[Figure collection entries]
┌────────

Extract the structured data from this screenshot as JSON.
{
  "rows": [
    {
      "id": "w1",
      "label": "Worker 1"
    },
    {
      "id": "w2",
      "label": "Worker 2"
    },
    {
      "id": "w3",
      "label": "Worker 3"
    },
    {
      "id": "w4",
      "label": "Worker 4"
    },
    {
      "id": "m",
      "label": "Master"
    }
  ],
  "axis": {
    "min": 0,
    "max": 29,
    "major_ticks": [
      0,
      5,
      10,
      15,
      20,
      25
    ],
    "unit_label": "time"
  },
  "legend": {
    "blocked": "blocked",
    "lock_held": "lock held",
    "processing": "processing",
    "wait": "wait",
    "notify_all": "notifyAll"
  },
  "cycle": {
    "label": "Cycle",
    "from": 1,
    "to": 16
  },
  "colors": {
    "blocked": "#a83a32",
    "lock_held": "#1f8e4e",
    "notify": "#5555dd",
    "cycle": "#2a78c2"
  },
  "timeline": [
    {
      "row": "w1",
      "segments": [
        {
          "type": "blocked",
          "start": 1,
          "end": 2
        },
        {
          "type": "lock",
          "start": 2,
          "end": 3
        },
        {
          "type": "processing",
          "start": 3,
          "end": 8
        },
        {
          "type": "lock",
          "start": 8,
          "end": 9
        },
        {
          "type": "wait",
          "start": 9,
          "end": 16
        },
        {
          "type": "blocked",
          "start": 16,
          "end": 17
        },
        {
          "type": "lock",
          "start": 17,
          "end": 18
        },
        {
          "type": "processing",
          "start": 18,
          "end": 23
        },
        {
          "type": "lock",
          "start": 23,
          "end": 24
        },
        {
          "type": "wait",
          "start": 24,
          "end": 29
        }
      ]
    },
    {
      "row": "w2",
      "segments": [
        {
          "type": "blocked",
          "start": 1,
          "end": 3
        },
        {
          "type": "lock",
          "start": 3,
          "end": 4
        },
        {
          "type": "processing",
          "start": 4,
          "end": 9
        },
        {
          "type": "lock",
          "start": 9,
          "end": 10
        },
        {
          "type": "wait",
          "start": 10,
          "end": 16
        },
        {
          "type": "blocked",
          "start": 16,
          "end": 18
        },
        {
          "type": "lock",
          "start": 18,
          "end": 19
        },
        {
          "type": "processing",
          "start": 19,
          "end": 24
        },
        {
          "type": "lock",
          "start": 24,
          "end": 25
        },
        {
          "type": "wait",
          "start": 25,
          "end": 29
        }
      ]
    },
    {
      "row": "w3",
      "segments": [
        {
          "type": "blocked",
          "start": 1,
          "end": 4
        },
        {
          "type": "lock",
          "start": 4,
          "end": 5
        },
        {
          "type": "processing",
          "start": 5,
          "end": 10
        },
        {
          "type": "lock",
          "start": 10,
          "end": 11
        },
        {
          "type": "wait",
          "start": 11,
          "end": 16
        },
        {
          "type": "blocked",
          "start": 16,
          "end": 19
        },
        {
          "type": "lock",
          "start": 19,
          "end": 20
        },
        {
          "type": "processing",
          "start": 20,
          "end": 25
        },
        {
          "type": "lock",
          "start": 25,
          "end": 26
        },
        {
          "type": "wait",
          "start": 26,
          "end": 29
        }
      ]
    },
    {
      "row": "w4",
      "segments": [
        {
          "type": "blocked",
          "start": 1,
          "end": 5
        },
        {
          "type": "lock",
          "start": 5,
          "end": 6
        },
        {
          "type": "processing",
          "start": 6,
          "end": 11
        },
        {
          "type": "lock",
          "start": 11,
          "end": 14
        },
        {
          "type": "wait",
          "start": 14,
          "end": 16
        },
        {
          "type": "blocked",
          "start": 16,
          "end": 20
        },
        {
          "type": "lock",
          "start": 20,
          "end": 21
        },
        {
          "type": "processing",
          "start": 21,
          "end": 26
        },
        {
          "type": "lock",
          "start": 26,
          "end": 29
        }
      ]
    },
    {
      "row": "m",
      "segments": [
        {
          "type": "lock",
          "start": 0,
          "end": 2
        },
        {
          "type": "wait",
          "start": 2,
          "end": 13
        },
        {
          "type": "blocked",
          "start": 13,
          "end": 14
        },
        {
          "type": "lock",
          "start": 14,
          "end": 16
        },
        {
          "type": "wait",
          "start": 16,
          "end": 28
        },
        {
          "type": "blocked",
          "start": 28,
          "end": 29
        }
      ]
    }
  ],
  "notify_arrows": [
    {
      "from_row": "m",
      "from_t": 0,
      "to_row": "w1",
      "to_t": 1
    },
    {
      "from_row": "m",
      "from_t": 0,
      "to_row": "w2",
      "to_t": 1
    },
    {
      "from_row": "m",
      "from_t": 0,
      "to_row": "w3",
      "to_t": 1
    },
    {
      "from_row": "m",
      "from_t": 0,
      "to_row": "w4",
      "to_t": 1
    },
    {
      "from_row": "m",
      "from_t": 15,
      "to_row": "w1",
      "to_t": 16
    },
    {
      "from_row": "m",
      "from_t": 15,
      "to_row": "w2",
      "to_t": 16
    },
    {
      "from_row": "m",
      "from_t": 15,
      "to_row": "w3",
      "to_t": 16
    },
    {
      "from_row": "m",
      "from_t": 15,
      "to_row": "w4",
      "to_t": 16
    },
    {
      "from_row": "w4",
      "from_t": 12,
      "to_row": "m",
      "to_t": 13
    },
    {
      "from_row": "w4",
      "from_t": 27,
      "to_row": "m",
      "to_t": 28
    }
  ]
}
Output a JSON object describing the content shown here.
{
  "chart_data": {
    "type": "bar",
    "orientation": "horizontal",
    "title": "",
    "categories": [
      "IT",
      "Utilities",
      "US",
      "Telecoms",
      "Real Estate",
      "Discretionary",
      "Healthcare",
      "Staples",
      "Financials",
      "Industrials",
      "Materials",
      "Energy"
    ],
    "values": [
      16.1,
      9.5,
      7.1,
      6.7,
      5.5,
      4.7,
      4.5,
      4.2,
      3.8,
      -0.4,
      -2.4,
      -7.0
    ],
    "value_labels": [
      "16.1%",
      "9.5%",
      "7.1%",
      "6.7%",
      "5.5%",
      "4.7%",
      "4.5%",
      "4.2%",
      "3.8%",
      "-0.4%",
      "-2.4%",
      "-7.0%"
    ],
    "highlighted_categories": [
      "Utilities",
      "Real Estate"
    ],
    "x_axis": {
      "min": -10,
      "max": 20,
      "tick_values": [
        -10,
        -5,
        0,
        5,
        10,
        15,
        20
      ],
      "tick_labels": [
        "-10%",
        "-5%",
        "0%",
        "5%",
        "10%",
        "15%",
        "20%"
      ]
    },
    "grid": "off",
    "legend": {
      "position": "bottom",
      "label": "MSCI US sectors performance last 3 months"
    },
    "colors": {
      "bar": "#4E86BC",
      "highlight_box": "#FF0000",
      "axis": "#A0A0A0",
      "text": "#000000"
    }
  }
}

└────────

**Problem description**
Check every line of the data above for the string "JSON", and copy those that have it.

**Task solution**
Extract the structured data from this screenshot as JSON.
Output a JSON object describing the content shown here.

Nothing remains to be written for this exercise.